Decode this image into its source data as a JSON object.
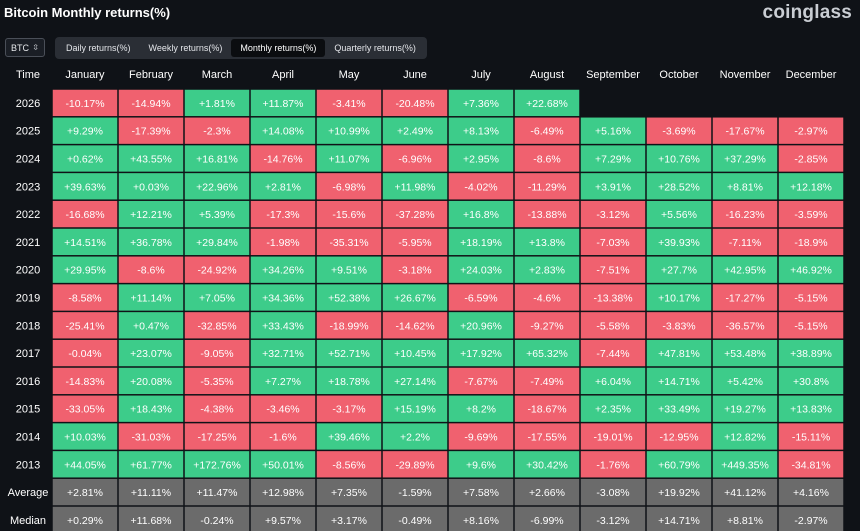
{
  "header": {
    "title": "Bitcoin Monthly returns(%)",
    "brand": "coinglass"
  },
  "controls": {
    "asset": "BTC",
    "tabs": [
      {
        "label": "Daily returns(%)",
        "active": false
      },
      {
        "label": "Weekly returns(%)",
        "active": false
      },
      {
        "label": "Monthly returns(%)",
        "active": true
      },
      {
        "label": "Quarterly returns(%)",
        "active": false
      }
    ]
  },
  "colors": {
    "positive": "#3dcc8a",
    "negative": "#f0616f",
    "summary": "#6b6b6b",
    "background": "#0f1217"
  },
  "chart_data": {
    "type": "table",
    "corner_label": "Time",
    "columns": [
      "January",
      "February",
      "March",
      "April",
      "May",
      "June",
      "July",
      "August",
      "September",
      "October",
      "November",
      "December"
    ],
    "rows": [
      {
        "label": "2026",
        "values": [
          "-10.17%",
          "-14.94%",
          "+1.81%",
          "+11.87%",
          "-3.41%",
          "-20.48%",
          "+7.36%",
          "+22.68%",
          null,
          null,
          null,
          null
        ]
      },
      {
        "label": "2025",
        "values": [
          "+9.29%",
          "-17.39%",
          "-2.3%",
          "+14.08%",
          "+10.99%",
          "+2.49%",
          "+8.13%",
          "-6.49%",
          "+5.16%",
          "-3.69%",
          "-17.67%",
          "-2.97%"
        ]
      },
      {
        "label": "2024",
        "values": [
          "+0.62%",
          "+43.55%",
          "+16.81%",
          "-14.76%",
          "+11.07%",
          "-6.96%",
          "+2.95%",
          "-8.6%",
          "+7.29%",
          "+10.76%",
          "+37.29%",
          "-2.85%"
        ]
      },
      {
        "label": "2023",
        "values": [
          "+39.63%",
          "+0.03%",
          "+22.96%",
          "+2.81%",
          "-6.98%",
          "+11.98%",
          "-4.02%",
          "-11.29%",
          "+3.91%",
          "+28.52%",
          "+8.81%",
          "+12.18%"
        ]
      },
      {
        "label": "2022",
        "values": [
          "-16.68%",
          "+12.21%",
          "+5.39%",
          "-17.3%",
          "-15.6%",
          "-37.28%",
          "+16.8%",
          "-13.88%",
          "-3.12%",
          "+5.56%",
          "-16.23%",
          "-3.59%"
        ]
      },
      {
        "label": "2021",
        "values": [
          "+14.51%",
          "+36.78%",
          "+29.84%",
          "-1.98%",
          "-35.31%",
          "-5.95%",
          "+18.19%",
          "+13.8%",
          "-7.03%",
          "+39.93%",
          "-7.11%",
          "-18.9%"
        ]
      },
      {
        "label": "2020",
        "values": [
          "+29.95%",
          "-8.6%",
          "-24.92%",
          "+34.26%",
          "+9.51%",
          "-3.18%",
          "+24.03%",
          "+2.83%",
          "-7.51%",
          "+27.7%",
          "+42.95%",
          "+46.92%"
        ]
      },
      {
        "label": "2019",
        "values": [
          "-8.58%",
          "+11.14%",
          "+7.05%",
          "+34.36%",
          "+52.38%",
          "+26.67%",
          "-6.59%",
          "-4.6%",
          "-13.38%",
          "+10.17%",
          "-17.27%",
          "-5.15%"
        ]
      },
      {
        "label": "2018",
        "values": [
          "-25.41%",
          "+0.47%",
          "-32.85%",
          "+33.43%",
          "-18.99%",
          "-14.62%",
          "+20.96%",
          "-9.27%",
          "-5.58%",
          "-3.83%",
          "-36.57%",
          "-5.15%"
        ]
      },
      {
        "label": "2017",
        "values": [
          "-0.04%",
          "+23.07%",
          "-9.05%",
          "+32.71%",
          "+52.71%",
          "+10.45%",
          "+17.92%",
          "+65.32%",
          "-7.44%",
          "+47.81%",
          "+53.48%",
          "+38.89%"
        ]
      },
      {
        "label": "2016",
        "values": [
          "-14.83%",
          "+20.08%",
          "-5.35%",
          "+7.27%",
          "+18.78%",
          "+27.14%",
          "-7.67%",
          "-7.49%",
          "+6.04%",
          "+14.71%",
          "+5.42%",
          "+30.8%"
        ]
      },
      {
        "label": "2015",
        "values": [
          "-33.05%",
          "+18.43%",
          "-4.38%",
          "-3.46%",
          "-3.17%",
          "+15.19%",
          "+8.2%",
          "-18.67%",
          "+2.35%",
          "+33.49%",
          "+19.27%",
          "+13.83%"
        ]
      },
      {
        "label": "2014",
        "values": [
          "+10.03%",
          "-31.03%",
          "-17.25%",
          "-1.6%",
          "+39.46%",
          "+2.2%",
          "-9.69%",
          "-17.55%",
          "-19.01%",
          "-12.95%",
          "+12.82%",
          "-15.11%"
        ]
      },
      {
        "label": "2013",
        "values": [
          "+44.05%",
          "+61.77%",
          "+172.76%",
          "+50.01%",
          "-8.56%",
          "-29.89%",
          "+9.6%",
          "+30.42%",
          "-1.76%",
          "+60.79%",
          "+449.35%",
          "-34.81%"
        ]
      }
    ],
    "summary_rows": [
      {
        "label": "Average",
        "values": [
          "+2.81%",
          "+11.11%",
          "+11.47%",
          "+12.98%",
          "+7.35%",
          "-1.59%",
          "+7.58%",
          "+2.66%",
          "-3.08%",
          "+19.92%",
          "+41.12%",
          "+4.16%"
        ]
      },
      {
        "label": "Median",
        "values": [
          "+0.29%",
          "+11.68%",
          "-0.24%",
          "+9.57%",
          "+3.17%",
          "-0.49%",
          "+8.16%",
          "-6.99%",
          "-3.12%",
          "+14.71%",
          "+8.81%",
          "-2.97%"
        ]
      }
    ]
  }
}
════════════════════
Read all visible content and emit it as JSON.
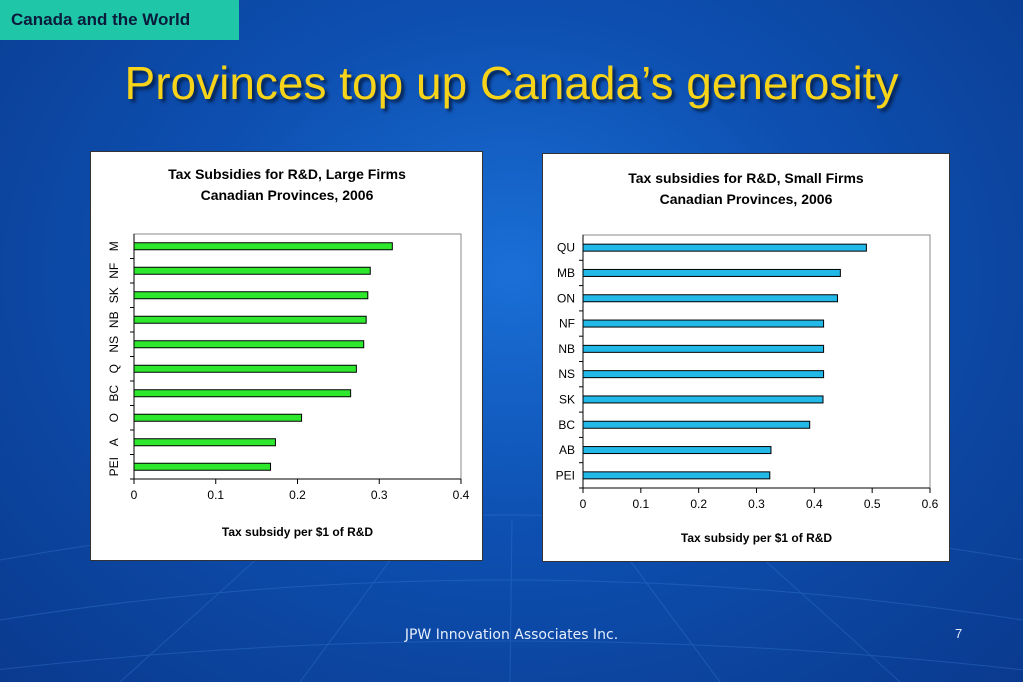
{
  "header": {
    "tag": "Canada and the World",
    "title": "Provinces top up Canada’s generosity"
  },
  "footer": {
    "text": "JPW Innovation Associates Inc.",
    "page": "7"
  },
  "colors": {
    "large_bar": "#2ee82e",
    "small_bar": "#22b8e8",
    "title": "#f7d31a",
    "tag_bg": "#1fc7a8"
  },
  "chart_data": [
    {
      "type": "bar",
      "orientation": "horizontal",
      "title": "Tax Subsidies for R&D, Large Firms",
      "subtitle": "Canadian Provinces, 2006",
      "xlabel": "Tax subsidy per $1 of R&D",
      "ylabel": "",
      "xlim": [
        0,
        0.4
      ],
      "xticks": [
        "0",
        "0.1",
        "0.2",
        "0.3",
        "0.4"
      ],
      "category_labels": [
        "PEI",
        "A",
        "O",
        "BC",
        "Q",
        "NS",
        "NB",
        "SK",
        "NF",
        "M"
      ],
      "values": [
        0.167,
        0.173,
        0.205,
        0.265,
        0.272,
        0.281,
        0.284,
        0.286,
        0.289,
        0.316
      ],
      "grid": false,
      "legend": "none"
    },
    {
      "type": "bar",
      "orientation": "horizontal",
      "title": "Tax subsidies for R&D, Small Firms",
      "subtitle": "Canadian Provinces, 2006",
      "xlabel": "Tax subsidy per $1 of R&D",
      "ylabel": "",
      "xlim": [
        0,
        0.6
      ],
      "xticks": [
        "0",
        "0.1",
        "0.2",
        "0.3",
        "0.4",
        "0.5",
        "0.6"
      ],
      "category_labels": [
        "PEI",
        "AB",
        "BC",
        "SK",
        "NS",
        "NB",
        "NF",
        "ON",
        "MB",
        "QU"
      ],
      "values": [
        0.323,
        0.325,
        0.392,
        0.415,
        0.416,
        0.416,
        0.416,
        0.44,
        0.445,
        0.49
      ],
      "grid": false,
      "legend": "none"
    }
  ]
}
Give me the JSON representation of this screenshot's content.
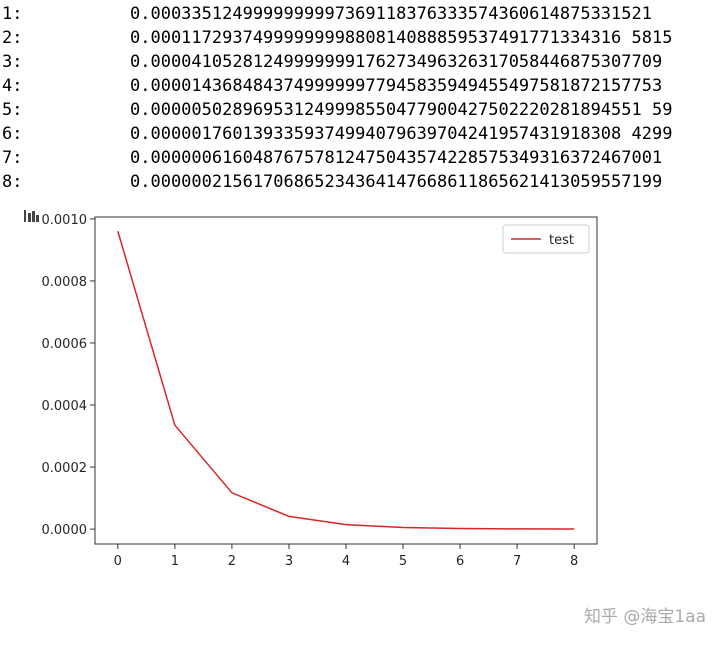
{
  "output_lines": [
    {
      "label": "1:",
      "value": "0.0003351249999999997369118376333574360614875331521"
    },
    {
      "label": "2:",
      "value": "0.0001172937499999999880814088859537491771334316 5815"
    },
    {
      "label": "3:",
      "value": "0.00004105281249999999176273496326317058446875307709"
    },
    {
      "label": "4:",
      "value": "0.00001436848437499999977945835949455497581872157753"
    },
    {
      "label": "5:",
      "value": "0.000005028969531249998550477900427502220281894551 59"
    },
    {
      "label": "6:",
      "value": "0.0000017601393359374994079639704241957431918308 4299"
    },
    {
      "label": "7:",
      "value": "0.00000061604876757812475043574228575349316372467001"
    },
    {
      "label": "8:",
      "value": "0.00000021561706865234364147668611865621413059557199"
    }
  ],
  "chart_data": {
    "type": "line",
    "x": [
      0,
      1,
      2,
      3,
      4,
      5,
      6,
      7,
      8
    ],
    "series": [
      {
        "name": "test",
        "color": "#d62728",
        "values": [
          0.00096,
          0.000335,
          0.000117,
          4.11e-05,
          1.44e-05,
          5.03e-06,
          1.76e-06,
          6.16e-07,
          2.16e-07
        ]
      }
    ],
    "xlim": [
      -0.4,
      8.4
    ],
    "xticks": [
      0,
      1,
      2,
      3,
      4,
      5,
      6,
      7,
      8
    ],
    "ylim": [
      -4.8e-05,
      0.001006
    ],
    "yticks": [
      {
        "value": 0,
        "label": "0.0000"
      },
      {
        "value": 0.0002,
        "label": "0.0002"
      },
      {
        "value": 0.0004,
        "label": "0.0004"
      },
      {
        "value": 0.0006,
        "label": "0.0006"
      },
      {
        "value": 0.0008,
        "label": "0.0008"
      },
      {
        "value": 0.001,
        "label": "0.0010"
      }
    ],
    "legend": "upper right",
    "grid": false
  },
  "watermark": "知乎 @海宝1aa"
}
════════════════════
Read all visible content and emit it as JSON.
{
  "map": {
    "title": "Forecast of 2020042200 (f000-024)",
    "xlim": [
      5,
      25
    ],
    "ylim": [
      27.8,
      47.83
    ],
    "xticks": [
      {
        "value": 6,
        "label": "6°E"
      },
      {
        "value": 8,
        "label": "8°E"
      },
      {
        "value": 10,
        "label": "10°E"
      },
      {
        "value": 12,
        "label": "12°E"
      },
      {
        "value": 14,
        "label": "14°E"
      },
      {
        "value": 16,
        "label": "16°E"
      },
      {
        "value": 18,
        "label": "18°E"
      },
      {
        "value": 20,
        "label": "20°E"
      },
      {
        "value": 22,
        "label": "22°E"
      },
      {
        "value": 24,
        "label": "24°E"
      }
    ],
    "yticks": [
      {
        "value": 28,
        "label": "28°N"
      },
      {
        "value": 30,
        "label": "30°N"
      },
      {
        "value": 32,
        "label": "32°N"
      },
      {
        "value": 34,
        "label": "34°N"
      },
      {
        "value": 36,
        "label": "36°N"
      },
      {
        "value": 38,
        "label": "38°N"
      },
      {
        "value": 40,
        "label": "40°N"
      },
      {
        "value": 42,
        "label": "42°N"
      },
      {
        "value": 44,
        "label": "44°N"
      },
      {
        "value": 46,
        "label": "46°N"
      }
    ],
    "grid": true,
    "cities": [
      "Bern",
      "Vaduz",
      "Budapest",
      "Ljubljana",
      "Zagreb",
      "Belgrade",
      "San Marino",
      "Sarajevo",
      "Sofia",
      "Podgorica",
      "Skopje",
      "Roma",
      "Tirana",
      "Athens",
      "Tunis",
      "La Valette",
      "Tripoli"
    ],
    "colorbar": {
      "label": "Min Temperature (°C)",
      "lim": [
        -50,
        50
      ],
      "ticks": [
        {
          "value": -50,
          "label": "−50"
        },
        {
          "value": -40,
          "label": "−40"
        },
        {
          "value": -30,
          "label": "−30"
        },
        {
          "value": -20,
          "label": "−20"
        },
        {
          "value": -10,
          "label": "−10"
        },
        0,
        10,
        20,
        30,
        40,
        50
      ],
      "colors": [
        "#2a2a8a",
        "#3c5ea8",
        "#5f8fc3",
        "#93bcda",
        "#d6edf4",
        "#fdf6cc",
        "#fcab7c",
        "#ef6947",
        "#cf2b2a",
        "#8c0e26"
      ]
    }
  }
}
════════════════════
## EXERCISE
Scan the entries above. Copy each line that has the string "Firms".

## RESULT FOR THIS TASK
      "title": "Tax Subsidies for R&D, Large Firms",
      "title": "Tax subsidies for R&D, Small Firms",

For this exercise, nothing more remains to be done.